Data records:
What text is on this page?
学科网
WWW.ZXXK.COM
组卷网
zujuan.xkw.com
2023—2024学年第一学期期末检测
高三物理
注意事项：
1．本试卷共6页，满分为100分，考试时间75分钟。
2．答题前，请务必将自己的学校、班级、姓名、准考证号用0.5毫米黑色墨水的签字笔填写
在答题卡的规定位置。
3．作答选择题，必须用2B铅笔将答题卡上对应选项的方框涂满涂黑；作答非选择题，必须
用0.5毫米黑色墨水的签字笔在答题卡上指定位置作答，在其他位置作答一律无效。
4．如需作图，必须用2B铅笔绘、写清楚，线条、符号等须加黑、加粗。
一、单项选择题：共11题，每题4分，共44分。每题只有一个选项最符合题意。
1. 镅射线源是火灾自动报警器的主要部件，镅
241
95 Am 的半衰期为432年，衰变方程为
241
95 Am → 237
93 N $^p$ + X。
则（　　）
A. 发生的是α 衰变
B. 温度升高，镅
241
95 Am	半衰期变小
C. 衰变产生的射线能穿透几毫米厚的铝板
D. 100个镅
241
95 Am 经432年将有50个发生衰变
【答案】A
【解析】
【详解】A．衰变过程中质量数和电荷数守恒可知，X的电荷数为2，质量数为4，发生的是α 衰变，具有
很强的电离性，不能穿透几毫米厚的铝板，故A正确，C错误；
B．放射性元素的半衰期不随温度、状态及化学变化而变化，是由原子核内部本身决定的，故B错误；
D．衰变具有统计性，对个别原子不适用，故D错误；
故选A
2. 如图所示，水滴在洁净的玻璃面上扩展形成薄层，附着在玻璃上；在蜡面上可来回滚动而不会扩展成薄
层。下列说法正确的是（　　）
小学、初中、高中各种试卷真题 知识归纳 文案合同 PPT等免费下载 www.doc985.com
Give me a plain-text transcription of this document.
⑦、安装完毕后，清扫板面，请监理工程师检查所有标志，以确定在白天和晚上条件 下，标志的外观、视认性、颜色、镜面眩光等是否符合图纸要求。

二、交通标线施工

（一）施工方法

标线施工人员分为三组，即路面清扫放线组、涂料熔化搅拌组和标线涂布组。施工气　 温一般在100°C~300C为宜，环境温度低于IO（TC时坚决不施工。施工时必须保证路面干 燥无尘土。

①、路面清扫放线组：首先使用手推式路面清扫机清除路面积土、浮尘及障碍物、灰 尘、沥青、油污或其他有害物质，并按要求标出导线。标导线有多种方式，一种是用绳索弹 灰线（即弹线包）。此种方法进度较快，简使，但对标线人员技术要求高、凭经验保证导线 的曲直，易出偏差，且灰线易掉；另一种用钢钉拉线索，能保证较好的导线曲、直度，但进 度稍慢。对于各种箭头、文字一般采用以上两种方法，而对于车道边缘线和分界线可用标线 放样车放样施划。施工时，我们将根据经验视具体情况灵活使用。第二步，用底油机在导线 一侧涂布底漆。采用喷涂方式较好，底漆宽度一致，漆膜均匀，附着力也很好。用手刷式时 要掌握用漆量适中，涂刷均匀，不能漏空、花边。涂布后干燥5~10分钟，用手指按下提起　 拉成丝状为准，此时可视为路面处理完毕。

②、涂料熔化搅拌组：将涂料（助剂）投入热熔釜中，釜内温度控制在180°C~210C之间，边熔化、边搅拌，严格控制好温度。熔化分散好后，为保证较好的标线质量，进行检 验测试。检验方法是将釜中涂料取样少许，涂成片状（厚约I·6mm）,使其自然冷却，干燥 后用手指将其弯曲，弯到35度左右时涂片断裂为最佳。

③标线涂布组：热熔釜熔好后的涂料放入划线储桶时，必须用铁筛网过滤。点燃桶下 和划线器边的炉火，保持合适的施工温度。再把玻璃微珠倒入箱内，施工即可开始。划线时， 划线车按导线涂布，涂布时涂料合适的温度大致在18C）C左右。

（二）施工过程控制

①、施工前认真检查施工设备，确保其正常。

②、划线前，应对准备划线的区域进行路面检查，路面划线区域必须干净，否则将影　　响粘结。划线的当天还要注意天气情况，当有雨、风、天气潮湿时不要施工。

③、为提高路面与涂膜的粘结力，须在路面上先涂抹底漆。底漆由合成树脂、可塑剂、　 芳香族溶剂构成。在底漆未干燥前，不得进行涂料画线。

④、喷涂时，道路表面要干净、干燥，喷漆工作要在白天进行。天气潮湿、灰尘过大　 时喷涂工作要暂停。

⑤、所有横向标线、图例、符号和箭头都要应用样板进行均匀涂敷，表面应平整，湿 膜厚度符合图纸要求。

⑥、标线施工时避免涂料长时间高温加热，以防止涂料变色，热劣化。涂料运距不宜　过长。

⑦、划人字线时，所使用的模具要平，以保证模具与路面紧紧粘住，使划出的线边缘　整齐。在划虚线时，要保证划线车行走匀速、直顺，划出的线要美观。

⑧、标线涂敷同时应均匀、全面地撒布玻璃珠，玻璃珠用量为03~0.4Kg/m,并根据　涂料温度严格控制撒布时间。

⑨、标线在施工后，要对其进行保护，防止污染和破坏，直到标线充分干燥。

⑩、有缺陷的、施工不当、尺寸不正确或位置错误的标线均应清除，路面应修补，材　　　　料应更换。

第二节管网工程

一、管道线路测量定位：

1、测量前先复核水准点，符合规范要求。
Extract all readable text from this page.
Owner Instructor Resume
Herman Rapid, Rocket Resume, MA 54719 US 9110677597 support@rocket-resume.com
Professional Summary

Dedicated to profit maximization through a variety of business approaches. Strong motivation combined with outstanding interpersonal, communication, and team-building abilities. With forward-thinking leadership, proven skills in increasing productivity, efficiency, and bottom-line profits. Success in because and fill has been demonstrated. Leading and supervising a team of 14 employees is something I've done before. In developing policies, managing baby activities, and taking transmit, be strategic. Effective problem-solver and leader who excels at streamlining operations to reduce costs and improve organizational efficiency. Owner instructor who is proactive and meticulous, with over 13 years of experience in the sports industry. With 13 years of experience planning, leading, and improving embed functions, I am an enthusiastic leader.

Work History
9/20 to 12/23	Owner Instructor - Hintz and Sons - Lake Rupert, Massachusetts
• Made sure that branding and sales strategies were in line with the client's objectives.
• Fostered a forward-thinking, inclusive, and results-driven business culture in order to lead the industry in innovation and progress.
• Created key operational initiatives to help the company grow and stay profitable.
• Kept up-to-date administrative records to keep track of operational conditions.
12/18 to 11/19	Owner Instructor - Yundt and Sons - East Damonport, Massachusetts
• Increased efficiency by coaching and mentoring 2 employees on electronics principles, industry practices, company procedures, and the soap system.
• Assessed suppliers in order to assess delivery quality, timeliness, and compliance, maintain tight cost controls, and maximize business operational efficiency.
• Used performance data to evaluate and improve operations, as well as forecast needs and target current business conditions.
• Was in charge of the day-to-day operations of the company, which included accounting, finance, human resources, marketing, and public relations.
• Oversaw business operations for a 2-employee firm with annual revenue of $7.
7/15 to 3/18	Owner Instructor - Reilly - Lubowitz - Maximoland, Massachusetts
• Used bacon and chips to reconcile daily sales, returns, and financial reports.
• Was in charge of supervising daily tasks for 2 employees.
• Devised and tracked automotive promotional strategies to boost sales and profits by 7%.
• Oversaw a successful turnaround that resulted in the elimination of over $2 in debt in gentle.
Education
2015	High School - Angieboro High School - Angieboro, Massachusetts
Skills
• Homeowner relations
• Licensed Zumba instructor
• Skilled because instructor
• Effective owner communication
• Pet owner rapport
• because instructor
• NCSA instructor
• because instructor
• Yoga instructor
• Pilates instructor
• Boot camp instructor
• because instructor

:: Exercise aim ::
Output each record precisely as given.

:: Solution ::
What text is on this page?
学科网
WWW.ZXXK.COM
组卷网
zujuan.xkw.com
2023—2024学年第一学期期末检测
高三物理
注意事项：
1．本试卷共6页，满分为100分，考试时间75分钟。
2．答题前，请务必将自己的学校、班级、姓名、准考证号用0.5毫米黑色墨水的签字笔填写
在答题卡的规定位置。
3．作答选择题，必须用2B铅笔将答题卡上对应选项的方框涂满涂黑；作答非选择题，必须
用0.5毫米黑色墨水的签字笔在答题卡上指定位置作答，在其他位置作答一律无效。
4．如需作图，必须用2B铅笔绘、写清楚，线条、符号等须加黑、加粗。
一、单项选择题：共11题，每题4分，共44分。每题只有一个选项最符合题意。
1. 镅射线源是火灾自动报警器的主要部件，镅
241
95 Am 的半衰期为432年，衰变方程为
241
95 Am → 237
93 N $^p$ + X。
则（　　）
A. 发生的是α 衰变
B. 温度升高，镅
241
95 Am	半衰期变小
C. 衰变产生的射线能穿透几毫米厚的铝板
D. 100个镅
241
95 Am 经432年将有50个发生衰变
【答案】A
【解析】
【详解】A．衰变过程中质量数和电荷数守恒可知，X的电荷数为2，质量数为4，发生的是α 衰变，具有
很强的电离性，不能穿透几毫米厚的铝板，故A正确，C错误；
B．放射性元素的半衰期不随温度、状态及化学变化而变化，是由原子核内部本身决定的，故B错误；
D．衰变具有统计性，对个别原子不适用，故D错误；
故选A
2. 如图所示，水滴在洁净的玻璃面上扩展形成薄层，附着在玻璃上；在蜡面上可来回滚动而不会扩展成薄
层。下列说法正确的是（　　）
小学、初中、高中各种试卷真题 知识归纳 文案合同 PPT等免费下载 www.doc985.com
Give me a plain-text transcription of this document.
⑦、安装完毕后，清扫板面，请监理工程师检查所有标志，以确定在白天和晚上条件 下，标志的外观、视认性、颜色、镜面眩光等是否符合图纸要求。

二、交通标线施工

（一）施工方法

标线施工人员分为三组，即路面清扫放线组、涂料熔化搅拌组和标线涂布组。施工气　 温一般在100°C~300C为宜，环境温度低于IO（TC时坚决不施工。施工时必须保证路面干 燥无尘土。

①、路面清扫放线组：首先使用手推式路面清扫机清除路面积土、浮尘及障碍物、灰 尘、沥青、油污或其他有害物质，并按要求标出导线。标导线有多种方式，一种是用绳索弹 灰线（即弹线包）。此种方法进度较快，简使，但对标线人员技术要求高、凭经验保证导线 的曲直，易出偏差，且灰线易掉；另一种用钢钉拉线索，能保证较好的导线曲、直度，但进 度稍慢。对于各种箭头、文字一般采用以上两种方法，而对于车道边缘线和分界线可用标线 放样车放样施划。施工时，我们将根据经验视具体情况灵活使用。第二步，用底油机在导线 一侧涂布底漆。采用喷涂方式较好，底漆宽度一致，漆膜均匀，附着力也很好。用手刷式时 要掌握用漆量适中，涂刷均匀，不能漏空、花边。涂布后干燥5~10分钟，用手指按下提起　 拉成丝状为准，此时可视为路面处理完毕。

②、涂料熔化搅拌组：将涂料（助剂）投入热熔釜中，釜内温度控制在180°C~210C之间，边熔化、边搅拌，严格控制好温度。熔化分散好后，为保证较好的标线质量，进行检 验测试。检验方法是将釜中涂料取样少许，涂成片状（厚约I·6mm）,使其自然冷却，干燥 后用手指将其弯曲，弯到35度左右时涂片断裂为最佳。

③标线涂布组：热熔釜熔好后的涂料放入划线储桶时，必须用铁筛网过滤。点燃桶下 和划线器边的炉火，保持合适的施工温度。再把玻璃微珠倒入箱内，施工即可开始。划线时， 划线车按导线涂布，涂布时涂料合适的温度大致在18C）C左右。

（二）施工过程控制

①、施工前认真检查施工设备，确保其正常。

②、划线前，应对准备划线的区域进行路面检查，路面划线区域必须干净，否则将影　　响粘结。划线的当天还要注意天气情况，当有雨、风、天气潮湿时不要施工。

③、为提高路面与涂膜的粘结力，须在路面上先涂抹底漆。底漆由合成树脂、可塑剂、　 芳香族溶剂构成。在底漆未干燥前，不得进行涂料画线。

④、喷涂时，道路表面要干净、干燥，喷漆工作要在白天进行。天气潮湿、灰尘过大　 时喷涂工作要暂停。

⑤、所有横向标线、图例、符号和箭头都要应用样板进行均匀涂敷，表面应平整，湿 膜厚度符合图纸要求。

⑥、标线施工时避免涂料长时间高温加热，以防止涂料变色，热劣化。涂料运距不宜　过长。

⑦、划人字线时，所使用的模具要平，以保证模具与路面紧紧粘住，使划出的线边缘　整齐。在划虚线时，要保证划线车行走匀速、直顺，划出的线要美观。

⑧、标线涂敷同时应均匀、全面地撒布玻璃珠，玻璃珠用量为03~0.4Kg/m,并根据　涂料温度严格控制撒布时间。

⑨、标线在施工后，要对其进行保护，防止污染和破坏，直到标线充分干燥。

⑩、有缺陷的、施工不当、尺寸不正确或位置错误的标线均应清除，路面应修补，材　　　　料应更换。

第二节管网工程

一、管道线路测量定位：

1、测量前先复核水准点，符合规范要求。
Extract all readable text from this page.
Owner Instructor Resume
Herman Rapid, Rocket Resume, MA 54719 US 9110677597 support@rocket-resume.com
Professional Summary

Dedicated to profit maximization through a variety of business approaches. Strong motivation combined with outstanding interpersonal, communication, and team-building abilities. With forward-thinking leadership, proven skills in increasing productivity, efficiency, and bottom-line profits. Success in because and fill has been demonstrated. Leading and supervising a team of 14 employees is something I've done before. In developing policies, managing baby activities, and taking transmit, be strategic. Effective problem-solver and leader who excels at streamlining operations to reduce costs and improve organizational efficiency. Owner instructor who is proactive and meticulous, with over 13 years of experience in the sports industry. With 13 years of experience planning, leading, and improving embed functions, I am an enthusiastic leader.

Work History
9/20 to 12/23	Owner Instructor - Hintz and Sons - Lake Rupert, Massachusetts
• Made sure that branding and sales strategies were in line with the client's objectives.
• Fostered a forward-thinking, inclusive, and results-driven business culture in order to lead the industry in innovation and progress.
• Created key operational initiatives to help the company grow and stay profitable.
• Kept up-to-date administrative records to keep track of operational conditions.
12/18 to 11/19	Owner Instructor - Yundt and Sons - East Damonport, Massachusetts
• Increased efficiency by coaching and mentoring 2 employees on electronics principles, industry practices, company procedures, and the soap system.
• Assessed suppliers in order to assess delivery quality, timeliness, and compliance, maintain tight cost controls, and maximize business operational efficiency.
• Used performance data to evaluate and improve operations, as well as forecast needs and target current business conditions.
• Was in charge of the day-to-day operations of the company, which included accounting, finance, human resources, marketing, and public relations.
• Oversaw business operations for a 2-employee firm with annual revenue of $7.
7/15 to 3/18	Owner Instructor - Reilly - Lubowitz - Maximoland, Massachusetts
• Used bacon and chips to reconcile daily sales, returns, and financial reports.
• Was in charge of supervising daily tasks for 2 employees.
• Devised and tracked automotive promotional strategies to boost sales and profits by 7%.
• Oversaw a successful turnaround that resulted in the elimination of over $2 in debt in gentle.
Education
2015	High School - Angieboro High School - Angieboro, Massachusetts
Skills
• Homeowner relations
• Licensed Zumba instructor
• Skilled because instructor
• Effective owner communication
• Pet owner rapport
• because instructor
• NCSA instructor
• because instructor
• Yoga instructor
• Pilates instructor
• Boot camp instructor
• because instructor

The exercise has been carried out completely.